● Instructions for the task
In the records below, work out how many lines hold the word "进入秋季". Report the number alone.

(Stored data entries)
>> begin

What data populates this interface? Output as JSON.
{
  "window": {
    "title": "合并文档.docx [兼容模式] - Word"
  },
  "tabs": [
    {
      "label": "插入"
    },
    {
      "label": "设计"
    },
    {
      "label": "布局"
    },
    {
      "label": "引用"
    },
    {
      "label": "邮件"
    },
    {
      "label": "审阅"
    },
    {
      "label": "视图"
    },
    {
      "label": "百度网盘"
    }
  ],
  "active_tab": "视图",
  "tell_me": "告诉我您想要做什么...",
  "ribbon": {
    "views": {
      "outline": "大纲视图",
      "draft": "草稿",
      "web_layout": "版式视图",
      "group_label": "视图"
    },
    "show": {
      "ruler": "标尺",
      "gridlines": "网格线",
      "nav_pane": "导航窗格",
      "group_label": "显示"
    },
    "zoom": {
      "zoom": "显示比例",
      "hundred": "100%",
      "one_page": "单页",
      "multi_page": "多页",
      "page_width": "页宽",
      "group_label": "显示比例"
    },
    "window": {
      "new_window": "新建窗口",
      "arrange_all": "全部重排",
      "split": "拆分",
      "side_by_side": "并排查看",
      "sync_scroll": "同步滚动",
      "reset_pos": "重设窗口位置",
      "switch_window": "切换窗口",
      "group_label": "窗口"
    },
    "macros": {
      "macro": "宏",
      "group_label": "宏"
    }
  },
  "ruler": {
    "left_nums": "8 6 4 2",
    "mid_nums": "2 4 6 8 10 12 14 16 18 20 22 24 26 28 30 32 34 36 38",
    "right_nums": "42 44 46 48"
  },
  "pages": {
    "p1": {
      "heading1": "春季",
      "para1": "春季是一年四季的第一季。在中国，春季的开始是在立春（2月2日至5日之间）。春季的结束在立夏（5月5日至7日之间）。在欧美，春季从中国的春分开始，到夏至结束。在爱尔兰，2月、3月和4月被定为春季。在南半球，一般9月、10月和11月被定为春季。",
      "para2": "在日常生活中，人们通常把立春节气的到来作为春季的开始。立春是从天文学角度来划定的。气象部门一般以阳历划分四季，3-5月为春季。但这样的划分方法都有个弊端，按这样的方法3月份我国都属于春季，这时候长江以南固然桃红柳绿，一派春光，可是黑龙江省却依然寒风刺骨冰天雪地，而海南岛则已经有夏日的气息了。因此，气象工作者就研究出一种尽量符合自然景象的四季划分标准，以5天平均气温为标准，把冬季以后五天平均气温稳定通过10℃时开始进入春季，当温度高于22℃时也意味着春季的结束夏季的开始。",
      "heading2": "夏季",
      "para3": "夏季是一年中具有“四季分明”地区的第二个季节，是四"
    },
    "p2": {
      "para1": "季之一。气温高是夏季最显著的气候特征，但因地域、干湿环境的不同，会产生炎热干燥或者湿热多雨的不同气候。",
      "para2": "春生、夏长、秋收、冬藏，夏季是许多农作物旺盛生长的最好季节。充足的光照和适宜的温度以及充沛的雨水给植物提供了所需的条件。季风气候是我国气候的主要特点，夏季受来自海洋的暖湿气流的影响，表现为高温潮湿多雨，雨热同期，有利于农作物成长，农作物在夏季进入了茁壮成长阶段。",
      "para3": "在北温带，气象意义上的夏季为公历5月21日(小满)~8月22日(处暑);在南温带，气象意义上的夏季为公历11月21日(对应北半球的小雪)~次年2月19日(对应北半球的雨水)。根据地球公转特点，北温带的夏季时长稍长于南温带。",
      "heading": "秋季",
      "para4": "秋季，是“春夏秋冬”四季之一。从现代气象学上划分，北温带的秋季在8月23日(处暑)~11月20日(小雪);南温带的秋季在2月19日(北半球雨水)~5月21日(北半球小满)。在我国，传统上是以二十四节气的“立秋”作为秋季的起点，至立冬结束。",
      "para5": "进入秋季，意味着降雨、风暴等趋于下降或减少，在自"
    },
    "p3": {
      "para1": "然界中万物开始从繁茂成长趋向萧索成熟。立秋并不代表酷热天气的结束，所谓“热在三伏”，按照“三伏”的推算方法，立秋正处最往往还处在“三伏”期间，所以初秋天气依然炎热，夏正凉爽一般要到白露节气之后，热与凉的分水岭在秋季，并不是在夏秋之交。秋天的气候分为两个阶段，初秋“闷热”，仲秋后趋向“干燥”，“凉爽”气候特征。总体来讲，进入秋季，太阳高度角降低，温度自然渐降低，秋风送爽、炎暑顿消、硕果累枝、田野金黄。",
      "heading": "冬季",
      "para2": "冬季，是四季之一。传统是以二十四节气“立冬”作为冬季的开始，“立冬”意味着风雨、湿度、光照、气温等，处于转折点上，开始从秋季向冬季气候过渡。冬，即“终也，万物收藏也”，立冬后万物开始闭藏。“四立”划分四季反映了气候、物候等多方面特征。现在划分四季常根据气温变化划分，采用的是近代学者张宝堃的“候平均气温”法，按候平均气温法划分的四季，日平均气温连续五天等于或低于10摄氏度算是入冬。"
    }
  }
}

>> end

● Final result
2